What you are asked to do:
Locate every line in the records below that contains the word "horizontal", and copy each one.

Listed records:
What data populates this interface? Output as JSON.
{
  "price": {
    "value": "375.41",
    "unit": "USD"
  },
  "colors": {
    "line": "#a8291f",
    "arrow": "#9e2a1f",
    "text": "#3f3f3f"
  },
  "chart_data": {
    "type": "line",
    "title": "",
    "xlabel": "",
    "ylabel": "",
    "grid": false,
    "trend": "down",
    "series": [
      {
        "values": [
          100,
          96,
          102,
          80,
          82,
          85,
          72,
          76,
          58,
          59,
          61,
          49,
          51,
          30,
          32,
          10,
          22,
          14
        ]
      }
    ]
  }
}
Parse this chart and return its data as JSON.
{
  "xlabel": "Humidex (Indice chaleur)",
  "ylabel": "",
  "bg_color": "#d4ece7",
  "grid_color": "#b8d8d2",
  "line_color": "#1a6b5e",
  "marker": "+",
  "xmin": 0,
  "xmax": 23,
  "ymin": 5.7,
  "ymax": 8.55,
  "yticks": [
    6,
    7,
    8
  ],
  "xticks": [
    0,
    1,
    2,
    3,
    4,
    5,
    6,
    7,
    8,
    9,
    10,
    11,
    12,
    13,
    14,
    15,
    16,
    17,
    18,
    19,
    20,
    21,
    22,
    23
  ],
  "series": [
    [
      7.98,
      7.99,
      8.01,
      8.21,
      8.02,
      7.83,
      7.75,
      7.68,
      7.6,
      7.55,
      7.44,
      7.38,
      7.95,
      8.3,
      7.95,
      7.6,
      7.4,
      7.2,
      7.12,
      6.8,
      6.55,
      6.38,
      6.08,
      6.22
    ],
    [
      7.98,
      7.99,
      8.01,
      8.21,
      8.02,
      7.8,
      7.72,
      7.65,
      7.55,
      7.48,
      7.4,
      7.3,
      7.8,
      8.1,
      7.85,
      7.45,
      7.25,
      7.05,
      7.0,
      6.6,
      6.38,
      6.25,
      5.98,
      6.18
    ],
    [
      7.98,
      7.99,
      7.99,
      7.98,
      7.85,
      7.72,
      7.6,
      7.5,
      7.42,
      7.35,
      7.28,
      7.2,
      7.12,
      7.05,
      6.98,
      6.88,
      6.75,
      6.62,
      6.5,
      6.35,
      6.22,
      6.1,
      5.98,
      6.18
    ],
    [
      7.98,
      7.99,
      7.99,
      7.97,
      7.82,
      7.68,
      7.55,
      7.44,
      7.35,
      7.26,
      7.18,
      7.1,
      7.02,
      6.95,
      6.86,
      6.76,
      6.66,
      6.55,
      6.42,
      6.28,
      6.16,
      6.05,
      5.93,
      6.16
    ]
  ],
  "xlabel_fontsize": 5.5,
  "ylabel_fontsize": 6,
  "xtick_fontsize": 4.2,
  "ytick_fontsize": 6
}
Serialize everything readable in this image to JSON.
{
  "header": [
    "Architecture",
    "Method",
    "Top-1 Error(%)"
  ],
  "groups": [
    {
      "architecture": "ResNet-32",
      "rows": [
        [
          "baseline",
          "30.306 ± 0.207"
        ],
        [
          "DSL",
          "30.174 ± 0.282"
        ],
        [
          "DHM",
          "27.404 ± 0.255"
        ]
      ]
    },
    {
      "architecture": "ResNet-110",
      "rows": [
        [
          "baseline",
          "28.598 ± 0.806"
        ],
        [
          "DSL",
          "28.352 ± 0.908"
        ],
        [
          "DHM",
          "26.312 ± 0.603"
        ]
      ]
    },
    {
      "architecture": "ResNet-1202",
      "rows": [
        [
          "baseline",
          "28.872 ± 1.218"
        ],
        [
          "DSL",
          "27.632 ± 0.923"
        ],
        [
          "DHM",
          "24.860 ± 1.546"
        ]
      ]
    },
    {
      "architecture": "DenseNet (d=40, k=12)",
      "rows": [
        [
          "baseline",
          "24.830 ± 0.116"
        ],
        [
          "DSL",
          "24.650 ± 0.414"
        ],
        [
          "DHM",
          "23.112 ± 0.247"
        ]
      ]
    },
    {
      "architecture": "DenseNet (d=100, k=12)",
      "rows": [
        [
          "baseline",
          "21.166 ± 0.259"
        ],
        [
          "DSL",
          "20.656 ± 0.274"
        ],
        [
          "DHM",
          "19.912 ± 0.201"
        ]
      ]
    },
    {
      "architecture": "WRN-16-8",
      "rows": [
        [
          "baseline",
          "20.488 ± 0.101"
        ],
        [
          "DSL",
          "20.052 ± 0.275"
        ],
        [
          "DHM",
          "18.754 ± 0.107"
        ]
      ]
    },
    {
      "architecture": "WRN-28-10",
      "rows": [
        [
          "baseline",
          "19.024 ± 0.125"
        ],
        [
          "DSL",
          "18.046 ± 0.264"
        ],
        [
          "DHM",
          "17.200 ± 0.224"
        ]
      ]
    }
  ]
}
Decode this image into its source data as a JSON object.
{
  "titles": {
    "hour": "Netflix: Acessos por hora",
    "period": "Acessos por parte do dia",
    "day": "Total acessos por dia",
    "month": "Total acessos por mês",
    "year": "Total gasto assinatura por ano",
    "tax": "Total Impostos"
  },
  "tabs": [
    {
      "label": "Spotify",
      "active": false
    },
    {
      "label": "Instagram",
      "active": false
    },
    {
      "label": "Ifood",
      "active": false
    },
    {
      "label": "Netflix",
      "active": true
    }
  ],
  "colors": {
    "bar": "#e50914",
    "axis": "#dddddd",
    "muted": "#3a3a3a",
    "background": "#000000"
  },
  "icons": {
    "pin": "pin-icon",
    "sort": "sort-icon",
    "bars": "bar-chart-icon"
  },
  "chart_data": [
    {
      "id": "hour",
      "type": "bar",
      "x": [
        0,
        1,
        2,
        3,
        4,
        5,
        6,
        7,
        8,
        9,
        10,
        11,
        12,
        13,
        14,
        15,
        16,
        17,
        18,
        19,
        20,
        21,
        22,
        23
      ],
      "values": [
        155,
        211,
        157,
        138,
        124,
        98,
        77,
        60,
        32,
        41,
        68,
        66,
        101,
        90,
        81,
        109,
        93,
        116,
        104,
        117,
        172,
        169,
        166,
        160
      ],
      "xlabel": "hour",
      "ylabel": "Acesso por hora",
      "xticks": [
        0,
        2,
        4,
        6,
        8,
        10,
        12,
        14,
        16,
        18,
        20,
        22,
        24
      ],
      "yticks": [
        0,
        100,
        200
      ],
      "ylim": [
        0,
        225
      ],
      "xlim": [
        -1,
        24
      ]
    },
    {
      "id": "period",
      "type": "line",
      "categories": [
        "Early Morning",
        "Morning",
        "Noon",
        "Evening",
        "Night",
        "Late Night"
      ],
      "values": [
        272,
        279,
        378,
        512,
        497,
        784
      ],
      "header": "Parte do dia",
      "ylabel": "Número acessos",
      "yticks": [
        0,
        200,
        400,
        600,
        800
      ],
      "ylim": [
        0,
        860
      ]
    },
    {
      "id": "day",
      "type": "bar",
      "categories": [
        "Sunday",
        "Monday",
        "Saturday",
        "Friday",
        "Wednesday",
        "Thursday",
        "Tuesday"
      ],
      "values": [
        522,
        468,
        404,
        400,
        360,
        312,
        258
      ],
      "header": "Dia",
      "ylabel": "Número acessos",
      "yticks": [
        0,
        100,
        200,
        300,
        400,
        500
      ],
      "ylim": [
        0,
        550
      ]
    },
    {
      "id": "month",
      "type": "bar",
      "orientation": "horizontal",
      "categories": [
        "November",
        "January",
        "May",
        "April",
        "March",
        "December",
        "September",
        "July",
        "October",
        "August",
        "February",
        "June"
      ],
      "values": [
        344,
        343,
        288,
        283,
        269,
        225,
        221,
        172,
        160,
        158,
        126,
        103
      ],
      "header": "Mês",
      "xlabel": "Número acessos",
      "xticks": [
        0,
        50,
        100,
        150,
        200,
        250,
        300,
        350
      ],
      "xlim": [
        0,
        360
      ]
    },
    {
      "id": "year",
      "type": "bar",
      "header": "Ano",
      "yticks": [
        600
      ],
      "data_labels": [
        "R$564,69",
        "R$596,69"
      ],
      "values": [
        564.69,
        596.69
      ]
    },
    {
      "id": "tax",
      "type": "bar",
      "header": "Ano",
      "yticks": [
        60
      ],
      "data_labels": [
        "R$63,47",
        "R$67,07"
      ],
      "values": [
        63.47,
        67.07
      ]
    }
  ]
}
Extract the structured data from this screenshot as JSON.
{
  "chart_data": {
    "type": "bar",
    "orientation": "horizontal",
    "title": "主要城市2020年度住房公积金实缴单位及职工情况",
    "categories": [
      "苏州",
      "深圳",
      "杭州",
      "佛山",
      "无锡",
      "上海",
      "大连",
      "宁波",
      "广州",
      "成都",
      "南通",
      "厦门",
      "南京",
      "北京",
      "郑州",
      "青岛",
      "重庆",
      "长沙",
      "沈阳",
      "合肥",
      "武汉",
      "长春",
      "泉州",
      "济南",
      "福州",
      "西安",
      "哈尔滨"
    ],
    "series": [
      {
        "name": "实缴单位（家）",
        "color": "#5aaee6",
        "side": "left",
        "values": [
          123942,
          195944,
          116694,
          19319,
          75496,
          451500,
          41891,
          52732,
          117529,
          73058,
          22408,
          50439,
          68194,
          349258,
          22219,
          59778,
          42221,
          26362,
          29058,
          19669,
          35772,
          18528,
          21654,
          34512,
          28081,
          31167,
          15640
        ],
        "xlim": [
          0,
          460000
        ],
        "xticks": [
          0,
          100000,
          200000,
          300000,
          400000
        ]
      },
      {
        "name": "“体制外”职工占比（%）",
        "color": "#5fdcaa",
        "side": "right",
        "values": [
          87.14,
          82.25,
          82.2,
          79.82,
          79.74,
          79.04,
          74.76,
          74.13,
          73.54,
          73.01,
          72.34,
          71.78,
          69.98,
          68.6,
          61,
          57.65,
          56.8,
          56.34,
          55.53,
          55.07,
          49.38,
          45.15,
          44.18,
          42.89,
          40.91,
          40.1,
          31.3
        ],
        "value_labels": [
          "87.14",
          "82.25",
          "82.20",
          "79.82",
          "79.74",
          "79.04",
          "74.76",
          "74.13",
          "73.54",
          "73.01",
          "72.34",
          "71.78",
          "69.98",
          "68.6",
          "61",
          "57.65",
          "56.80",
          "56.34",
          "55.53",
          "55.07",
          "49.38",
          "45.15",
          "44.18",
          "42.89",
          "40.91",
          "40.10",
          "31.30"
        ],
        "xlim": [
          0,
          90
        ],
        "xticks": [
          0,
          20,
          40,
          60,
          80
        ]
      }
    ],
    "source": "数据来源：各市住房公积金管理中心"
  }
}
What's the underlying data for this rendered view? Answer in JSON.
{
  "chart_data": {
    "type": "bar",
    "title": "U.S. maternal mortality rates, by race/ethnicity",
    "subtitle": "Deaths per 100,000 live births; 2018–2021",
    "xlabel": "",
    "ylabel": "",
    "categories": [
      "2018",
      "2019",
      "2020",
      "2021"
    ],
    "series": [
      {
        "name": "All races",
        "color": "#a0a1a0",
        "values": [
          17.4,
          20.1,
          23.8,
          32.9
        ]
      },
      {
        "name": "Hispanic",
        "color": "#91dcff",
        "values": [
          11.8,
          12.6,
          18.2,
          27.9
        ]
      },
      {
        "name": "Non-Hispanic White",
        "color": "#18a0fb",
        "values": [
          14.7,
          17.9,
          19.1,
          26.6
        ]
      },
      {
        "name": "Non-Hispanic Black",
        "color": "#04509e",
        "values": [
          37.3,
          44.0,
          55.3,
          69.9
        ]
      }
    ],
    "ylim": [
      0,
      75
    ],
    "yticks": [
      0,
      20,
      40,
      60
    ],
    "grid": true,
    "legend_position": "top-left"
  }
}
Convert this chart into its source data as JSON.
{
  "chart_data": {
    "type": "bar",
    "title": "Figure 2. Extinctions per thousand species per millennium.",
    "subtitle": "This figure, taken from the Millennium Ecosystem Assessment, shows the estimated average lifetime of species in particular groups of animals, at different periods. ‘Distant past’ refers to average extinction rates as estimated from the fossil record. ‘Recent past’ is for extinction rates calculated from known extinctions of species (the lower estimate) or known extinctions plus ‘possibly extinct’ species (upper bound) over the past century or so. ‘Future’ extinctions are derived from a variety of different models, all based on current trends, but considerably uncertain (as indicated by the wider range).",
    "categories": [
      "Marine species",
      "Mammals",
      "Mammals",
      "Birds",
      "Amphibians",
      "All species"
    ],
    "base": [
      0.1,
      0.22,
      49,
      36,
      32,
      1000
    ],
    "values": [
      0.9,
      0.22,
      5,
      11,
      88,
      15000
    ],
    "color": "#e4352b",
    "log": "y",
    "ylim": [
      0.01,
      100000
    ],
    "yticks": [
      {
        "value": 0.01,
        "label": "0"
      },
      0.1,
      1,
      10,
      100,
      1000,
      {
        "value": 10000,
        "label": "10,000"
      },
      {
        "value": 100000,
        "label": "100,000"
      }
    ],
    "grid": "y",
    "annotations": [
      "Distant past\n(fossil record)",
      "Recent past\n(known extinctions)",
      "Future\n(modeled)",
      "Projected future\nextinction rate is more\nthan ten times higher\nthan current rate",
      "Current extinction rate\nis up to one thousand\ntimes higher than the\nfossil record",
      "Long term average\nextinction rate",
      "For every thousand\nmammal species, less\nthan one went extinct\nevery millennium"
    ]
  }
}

Exercise response:
      "orientation": "horizontal",
    "orientation": "horizontal",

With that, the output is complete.